Every entry needs to be printed exactly, please.
── GIVEN INFORMATION
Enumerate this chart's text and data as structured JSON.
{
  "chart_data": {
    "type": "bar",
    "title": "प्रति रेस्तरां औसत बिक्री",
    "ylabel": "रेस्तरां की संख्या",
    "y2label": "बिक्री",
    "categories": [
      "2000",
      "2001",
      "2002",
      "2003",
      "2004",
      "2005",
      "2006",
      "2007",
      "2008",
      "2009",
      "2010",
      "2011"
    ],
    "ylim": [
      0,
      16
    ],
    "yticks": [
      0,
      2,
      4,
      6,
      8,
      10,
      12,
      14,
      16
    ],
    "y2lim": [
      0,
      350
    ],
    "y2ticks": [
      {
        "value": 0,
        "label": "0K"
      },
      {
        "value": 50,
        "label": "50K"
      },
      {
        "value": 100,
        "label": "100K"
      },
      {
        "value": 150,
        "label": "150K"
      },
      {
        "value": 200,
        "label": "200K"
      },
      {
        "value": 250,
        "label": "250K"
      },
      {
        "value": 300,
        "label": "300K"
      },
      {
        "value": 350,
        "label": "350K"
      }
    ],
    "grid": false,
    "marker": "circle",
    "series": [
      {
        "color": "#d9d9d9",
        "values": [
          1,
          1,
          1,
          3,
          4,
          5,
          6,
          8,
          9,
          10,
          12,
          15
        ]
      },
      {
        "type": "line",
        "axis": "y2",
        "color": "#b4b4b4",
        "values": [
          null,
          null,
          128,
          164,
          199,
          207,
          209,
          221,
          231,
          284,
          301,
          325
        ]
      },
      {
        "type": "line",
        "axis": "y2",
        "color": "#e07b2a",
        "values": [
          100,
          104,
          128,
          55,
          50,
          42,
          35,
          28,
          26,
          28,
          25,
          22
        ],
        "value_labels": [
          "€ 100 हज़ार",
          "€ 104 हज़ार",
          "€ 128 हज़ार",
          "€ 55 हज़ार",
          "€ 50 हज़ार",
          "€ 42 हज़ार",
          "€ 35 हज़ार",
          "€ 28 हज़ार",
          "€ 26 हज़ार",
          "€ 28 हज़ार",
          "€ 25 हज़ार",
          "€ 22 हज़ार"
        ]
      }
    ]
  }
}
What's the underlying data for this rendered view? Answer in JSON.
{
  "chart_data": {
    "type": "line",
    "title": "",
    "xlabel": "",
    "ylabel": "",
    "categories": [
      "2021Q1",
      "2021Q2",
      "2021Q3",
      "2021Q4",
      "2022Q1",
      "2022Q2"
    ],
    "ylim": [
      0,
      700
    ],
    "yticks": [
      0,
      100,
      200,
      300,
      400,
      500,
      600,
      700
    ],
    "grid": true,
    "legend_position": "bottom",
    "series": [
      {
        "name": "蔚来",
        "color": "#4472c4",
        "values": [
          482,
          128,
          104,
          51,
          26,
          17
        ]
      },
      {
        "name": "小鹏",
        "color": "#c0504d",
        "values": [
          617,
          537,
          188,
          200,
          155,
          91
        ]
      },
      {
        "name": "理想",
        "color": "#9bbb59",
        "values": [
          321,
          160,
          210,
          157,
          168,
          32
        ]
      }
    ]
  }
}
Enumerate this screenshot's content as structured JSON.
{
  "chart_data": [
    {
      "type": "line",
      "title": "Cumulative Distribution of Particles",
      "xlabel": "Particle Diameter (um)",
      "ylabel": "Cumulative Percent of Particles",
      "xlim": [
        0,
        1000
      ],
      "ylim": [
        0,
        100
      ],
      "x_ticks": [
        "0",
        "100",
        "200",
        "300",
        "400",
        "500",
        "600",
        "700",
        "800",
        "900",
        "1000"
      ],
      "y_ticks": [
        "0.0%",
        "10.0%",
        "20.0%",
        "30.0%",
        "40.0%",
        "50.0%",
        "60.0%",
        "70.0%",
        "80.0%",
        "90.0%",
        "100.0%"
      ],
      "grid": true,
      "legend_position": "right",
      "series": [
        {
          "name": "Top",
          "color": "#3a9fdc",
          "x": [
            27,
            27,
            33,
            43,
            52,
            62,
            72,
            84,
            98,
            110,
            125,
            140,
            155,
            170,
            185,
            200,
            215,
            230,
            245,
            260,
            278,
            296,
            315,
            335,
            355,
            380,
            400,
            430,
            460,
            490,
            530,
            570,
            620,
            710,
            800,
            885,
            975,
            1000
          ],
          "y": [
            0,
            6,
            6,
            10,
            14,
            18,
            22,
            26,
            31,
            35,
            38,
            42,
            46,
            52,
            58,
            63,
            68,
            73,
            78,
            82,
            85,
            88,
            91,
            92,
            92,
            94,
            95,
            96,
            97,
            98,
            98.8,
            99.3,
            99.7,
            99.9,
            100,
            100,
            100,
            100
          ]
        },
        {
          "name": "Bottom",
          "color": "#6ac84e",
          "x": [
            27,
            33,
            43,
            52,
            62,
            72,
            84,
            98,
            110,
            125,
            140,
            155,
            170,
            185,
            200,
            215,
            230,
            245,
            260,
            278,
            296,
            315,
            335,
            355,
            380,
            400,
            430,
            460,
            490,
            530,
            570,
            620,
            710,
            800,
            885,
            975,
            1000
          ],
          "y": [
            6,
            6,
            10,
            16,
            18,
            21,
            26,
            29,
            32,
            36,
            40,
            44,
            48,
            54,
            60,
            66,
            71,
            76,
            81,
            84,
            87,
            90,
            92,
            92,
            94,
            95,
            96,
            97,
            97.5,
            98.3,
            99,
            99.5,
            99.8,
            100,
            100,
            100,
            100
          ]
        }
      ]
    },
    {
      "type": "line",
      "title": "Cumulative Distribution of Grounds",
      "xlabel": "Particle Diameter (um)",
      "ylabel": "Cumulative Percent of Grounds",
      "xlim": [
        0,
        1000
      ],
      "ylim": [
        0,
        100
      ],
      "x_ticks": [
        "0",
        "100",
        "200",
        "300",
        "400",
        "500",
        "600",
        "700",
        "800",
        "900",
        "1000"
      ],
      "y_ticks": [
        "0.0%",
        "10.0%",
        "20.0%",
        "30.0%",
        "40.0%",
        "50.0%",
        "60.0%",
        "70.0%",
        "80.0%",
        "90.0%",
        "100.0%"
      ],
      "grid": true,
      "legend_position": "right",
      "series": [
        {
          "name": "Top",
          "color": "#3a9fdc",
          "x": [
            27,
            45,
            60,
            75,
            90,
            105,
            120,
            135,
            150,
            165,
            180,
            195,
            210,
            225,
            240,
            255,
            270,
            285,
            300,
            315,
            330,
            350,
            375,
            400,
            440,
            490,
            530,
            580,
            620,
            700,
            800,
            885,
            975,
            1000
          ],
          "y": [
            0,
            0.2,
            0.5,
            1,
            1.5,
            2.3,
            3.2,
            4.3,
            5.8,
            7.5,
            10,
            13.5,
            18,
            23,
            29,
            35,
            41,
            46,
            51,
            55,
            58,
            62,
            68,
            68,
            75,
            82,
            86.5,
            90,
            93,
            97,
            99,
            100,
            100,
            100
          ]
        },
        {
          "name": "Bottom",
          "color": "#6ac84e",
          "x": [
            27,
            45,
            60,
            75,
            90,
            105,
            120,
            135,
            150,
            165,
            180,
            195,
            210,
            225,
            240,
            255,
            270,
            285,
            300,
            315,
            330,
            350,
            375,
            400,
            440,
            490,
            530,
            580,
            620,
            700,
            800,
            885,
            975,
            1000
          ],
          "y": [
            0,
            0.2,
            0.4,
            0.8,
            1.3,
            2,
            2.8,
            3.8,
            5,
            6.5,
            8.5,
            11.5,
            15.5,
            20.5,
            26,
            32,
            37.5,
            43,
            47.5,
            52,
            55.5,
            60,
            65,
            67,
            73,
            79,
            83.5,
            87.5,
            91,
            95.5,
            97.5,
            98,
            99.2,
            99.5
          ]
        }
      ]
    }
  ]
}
────
**IN RESPONSE**.
Enumerate this chart's text and data as structured JSON.
{
  "chart_data": {
    "type": "bar",
    "title": "प्रति रेस्तरां औसत बिक्री",
    "ylabel": "रेस्तरां की संख्या",
    "y2label": "बिक्री",
    "categories": [
      "2000",
      "2001",
      "2002",
      "2003",
      "2004",
      "2005",
      "2006",
      "2007",
      "2008",
      "2009",
      "2010",
      "2011"
    ],
    "ylim": [
      0,
      16
    ],
    "yticks": [
      0,
      2,
      4,
      6,
      8,
      10,
      12,
      14,
      16
    ],
    "y2lim": [
      0,
      350
    ],
    "y2ticks": [
      {
        "value": 0,
        "label": "0K"
      },
      {
        "value": 50,
        "label": "50K"
      },
      {
        "value": 100,
        "label": "100K"
      },
      {
        "value": 150,
        "label": "150K"
      },
      {
        "value": 200,
        "label": "200K"
      },
      {
        "value": 250,
        "label": "250K"
      },
      {
        "value": 300,
        "label": "300K"
      },
      {
        "value": 350,
        "label": "350K"
      }
    ],
    "grid": false,
    "marker": "circle",
    "series": [
      {
        "color": "#d9d9d9",
        "values": [
          1,
          1,
          1,
          3,
          4,
          5,
          6,
          8,
          9,
          10,
          12,
          15
        ]
      },
      {
        "type": "line",
        "axis": "y2",
        "color": "#b4b4b4",
        "values": [
          null,
          null,
          128,
          164,
          199,
          207,
          209,
          221,
          231,
          284,
          301,
          325
        ]
      },
      {
        "type": "line",
        "axis": "y2",
        "color": "#e07b2a",
        "values": [
          100,
          104,
          128,
          55,
          50,
          42,
          35,
          28,
          26,
          28,
          25,
          22
        ],
        "value_labels": [
          "€ 100 हज़ार",
          "€ 104 हज़ार",
          "€ 128 हज़ार",
          "€ 55 हज़ार",
          "€ 50 हज़ार",
          "€ 42 हज़ार",
          "€ 35 हज़ार",
          "€ 28 हज़ार",
          "€ 26 हज़ार",
          "€ 28 हज़ार",
          "€ 25 हज़ार",
          "€ 22 हज़ार"
        ]
      }
    ]
  }
}
What's the underlying data for this rendered view? Answer in JSON.
{
  "chart_data": {
    "type": "line",
    "title": "",
    "xlabel": "",
    "ylabel": "",
    "categories": [
      "2021Q1",
      "2021Q2",
      "2021Q3",
      "2021Q4",
      "2022Q1",
      "2022Q2"
    ],
    "ylim": [
      0,
      700
    ],
    "yticks": [
      0,
      100,
      200,
      300,
      400,
      500,
      600,
      700
    ],
    "grid": true,
    "legend_position": "bottom",
    "series": [
      {
        "name": "蔚来",
        "color": "#4472c4",
        "values": [
          482,
          128,
          104,
          51,
          26,
          17
        ]
      },
      {
        "name": "小鹏",
        "color": "#c0504d",
        "values": [
          617,
          537,
          188,
          200,
          155,
          91
        ]
      },
      {
        "name": "理想",
        "color": "#9bbb59",
        "values": [
          321,
          160,
          210,
          157,
          168,
          32
        ]
      }
    ]
  }
}
Enumerate this screenshot's content as structured JSON.
{
  "chart_data": [
    {
      "type": "line",
      "title": "Cumulative Distribution of Particles",
      "xlabel": "Particle Diameter (um)",
      "ylabel": "Cumulative Percent of Particles",
      "xlim": [
        0,
        1000
      ],
      "ylim": [
        0,
        100
      ],
      "x_ticks": [
        "0",
        "100",
        "200",
        "300",
        "400",
        "500",
        "600",
        "700",
        "800",
        "900",
        "1000"
      ],
      "y_ticks": [
        "0.0%",
        "10.0%",
        "20.0%",
        "30.0%",
        "40.0%",
        "50.0%",
        "60.0%",
        "70.0%",
        "80.0%",
        "90.0%",
        "100.0%"
      ],
      "grid": true,
      "legend_position": "right",
      "series": [
        {
          "name": "Top",
          "color": "#3a9fdc",
          "x": [
            27,
            27,
            33,
            43,
            52,
            62,
            72,
            84,
            98,
            110,
            125,
            140,
            155,
            170,
            185,
            200,
            215,
            230,
            245,
            260,
            278,
            296,
            315,
            335,
            355,
            380,
            400,
            430,
            460,
            490,
            530,
            570,
            620,
            710,
            800,
            885,
            975,
            1000
          ],
          "y": [
            0,
            6,
            6,
            10,
            14,
            18,
            22,
            26,
            31,
            35,
            38,
            42,
            46,
            52,
            58,
            63,
            68,
            73,
            78,
            82,
            85,
            88,
            91,
            92,
            92,
            94,
            95,
            96,
            97,
            98,
            98.8,
            99.3,
            99.7,
            99.9,
            100,
            100,
            100,
            100
          ]
        },
        {
          "name": "Bottom",
          "color": "#6ac84e",
          "x": [
            27,
            33,
            43,
            52,
            62,
            72,
            84,
            98,
            110,
            125,
            140,
            155,
            170,
            185,
            200,
            215,
            230,
            245,
            260,
            278,
            296,
            315,
            335,
            355,
            380,
            400,
            430,
            460,
            490,
            530,
            570,
            620,
            710,
            800,
            885,
            975,
            1000
          ],
          "y": [
            6,
            6,
            10,
            16,
            18,
            21,
            26,
            29,
            32,
            36,
            40,
            44,
            48,
            54,
            60,
            66,
            71,
            76,
            81,
            84,
            87,
            90,
            92,
            92,
            94,
            95,
            96,
            97,
            97.5,
            98.3,
            99,
            99.5,
            99.8,
            100,
            100,
            100,
            100
          ]
        }
      ]
    },
    {
      "type": "line",
      "title": "Cumulative Distribution of Grounds",
      "xlabel": "Particle Diameter (um)",
      "ylabel": "Cumulative Percent of Grounds",
      "xlim": [
        0,
        1000
      ],
      "ylim": [
        0,
        100
      ],
      "x_ticks": [
        "0",
        "100",
        "200",
        "300",
        "400",
        "500",
        "600",
        "700",
        "800",
        "900",
        "1000"
      ],
      "y_ticks": [
        "0.0%",
        "10.0%",
        "20.0%",
        "30.0%",
        "40.0%",
        "50.0%",
        "60.0%",
        "70.0%",
        "80.0%",
        "90.0%",
        "100.0%"
      ],
      "grid": true,
      "legend_position": "right",
      "series": [
        {
          "name": "Top",
          "color": "#3a9fdc",
          "x": [
            27,
            45,
            60,
            75,
            90,
            105,
            120,
            135,
            150,
            165,
            180,
            195,
            210,
            225,
            240,
            255,
            270,
            285,
            300,
            315,
            330,
            350,
            375,
            400,
            440,
            490,
            530,
            580,
            620,
            700,
            800,
            885,
            975,
            1000
          ],
          "y": [
            0,
            0.2,
            0.5,
            1,
            1.5,
            2.3,
            3.2,
            4.3,
            5.8,
            7.5,
            10,
            13.5,
            18,
            23,
            29,
            35,
            41,
            46,
            51,
            55,
            58,
            62,
            68,
            68,
            75,
            82,
            86.5,
            90,
            93,
            97,
            99,
            100,
            100,
            100
          ]
        },
        {
          "name": "Bottom",
          "color": "#6ac84e",
          "x": [
            27,
            45,
            60,
            75,
            90,
            105,
            120,
            135,
            150,
            165,
            180,
            195,
            210,
            225,
            240,
            255,
            270,
            285,
            300,
            315,
            330,
            350,
            375,
            400,
            440,
            490,
            530,
            580,
            620,
            700,
            800,
            885,
            975,
            1000
          ],
          "y": [
            0,
            0.2,
            0.4,
            0.8,
            1.3,
            2,
            2.8,
            3.8,
            5,
            6.5,
            8.5,
            11.5,
            15.5,
            20.5,
            26,
            32,
            37.5,
            43,
            47.5,
            52,
            55.5,
            60,
            65,
            67,
            73,
            79,
            83.5,
            87.5,
            91,
            95.5,
            97.5,
            98,
            99.2,
            99.5
          ]
        }
      ]
    }
  ]
}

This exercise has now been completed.